▸ **Job**: Rename "sidebar-spark" to "sidebar-sparkline" in the items, from the start of the items up to and including the line with "- spec-row: Speed:2667". Copy those lines out again and keep everything else in them unchanged.

Collection entries
— Start —

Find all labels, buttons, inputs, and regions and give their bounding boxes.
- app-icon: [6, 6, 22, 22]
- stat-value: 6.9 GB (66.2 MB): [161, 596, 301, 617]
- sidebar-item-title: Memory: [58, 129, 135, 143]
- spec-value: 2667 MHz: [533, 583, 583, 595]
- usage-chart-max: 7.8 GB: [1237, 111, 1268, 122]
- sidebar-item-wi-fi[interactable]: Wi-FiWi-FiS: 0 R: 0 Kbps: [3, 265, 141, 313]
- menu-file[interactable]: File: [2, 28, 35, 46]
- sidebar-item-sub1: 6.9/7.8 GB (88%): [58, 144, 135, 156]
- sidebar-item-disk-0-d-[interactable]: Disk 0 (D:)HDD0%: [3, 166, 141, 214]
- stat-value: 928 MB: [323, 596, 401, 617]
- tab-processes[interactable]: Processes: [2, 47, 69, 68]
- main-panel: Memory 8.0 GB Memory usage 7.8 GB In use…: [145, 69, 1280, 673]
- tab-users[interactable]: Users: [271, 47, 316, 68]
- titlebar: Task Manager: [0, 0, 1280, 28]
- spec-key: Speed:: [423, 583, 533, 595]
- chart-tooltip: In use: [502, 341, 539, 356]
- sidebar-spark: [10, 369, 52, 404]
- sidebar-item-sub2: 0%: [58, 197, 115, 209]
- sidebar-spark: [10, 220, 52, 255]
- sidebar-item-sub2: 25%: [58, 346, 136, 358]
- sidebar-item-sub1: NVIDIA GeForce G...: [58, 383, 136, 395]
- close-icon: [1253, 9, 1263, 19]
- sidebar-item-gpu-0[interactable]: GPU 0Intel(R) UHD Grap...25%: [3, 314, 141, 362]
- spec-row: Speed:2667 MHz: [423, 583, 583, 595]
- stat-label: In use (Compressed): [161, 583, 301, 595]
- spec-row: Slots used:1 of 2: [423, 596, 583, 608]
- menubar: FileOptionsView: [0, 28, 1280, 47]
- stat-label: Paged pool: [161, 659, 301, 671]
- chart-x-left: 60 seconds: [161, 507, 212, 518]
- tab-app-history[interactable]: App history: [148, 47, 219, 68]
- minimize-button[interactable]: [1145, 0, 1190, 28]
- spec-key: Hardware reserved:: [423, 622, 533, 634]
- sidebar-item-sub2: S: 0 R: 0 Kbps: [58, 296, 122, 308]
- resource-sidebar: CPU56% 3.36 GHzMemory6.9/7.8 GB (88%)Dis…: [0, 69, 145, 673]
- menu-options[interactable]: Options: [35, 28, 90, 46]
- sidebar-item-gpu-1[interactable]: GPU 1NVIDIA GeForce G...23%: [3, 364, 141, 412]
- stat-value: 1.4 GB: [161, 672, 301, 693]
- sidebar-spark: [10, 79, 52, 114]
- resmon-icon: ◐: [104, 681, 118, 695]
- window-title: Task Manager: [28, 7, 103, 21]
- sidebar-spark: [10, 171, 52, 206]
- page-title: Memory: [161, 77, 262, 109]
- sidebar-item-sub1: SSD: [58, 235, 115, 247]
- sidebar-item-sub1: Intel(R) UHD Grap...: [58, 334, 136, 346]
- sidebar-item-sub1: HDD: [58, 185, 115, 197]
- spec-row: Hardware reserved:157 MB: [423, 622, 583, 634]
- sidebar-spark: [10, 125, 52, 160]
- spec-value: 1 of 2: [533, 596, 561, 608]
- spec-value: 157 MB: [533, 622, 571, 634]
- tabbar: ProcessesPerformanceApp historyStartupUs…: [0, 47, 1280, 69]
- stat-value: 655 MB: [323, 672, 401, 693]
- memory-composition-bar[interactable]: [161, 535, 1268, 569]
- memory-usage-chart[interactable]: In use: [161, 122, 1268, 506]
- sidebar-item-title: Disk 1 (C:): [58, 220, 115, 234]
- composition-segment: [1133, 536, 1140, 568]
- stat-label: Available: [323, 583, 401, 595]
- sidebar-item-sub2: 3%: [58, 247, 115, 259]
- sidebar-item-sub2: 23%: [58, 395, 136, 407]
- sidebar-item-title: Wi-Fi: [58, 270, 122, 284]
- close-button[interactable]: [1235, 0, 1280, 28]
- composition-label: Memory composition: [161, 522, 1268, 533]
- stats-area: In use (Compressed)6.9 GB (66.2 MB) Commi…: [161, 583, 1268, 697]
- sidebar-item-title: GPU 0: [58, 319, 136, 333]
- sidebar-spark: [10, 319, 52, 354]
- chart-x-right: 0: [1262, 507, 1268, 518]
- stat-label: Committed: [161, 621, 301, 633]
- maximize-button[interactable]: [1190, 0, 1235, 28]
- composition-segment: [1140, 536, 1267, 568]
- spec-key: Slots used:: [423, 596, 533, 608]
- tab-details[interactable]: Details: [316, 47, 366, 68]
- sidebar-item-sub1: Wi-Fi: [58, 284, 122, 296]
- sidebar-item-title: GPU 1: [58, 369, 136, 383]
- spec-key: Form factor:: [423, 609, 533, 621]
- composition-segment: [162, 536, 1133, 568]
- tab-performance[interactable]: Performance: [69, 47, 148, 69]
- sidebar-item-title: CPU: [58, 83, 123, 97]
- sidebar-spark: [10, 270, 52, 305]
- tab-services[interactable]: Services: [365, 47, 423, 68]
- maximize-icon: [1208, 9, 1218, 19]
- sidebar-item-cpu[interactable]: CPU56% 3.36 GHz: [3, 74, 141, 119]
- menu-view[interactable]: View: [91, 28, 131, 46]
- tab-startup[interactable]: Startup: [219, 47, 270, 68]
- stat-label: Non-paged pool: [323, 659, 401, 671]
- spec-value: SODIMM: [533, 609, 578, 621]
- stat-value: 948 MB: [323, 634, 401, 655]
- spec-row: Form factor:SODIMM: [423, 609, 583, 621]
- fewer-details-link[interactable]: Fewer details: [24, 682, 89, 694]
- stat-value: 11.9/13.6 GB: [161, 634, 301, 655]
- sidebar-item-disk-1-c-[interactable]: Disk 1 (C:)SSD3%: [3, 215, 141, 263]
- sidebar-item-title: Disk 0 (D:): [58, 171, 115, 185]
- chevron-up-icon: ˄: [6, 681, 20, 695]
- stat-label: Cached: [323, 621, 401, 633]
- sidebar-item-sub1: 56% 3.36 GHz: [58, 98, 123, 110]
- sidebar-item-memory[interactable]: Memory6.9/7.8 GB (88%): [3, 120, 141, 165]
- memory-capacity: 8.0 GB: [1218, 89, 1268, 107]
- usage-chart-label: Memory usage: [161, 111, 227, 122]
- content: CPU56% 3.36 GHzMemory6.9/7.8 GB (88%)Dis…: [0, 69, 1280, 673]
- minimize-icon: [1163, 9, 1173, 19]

— End —

▸ **Task response**:
Find all labels, buttons, inputs, and regions and give their bounding boxes.
- app-icon: [6, 6, 22, 22]
- stat-value: 6.9 GB (66.2 MB): [161, 596, 301, 617]
- sidebar-item-title: Memory: [58, 129, 135, 143]
- spec-value: 2667 MHz: [533, 583, 583, 595]
- usage-chart-max: 7.8 GB: [1237, 111, 1268, 122]
- sidebar-item-wi-fi[interactable]: Wi-FiWi-FiS: 0 R: 0 Kbps: [3, 265, 141, 313]
- menu-file[interactable]: File: [2, 28, 35, 46]
- sidebar-item-sub1: 6.9/7.8 GB (88%): [58, 144, 135, 156]
- sidebar-item-disk-0-d-[interactable]: Disk 0 (D:)HDD0%: [3, 166, 141, 214]
- stat-value: 928 MB: [323, 596, 401, 617]
- tab-processes[interactable]: Processes: [2, 47, 69, 68]
- main-panel: Memory 8.0 GB Memory usage 7.8 GB In use…: [145, 69, 1280, 673]
- tab-users[interactable]: Users: [271, 47, 316, 68]
- titlebar: Task Manager: [0, 0, 1280, 28]
- spec-key: Speed:: [423, 583, 533, 595]
- chart-tooltip: In use: [502, 341, 539, 356]
- sidebar-sparkline: [10, 369, 52, 404]
- sidebar-item-sub2: 0%: [58, 197, 115, 209]
- sidebar-sparkline: [10, 220, 52, 255]
- sidebar-item-sub2: 25%: [58, 346, 136, 358]
- sidebar-item-sub1: NVIDIA GeForce G...: [58, 383, 136, 395]
- close-icon: [1253, 9, 1263, 19]
- sidebar-item-gpu-0[interactable]: GPU 0Intel(R) UHD Grap...25%: [3, 314, 141, 362]
- spec-row: Speed:2667 MHz: [423, 583, 583, 595]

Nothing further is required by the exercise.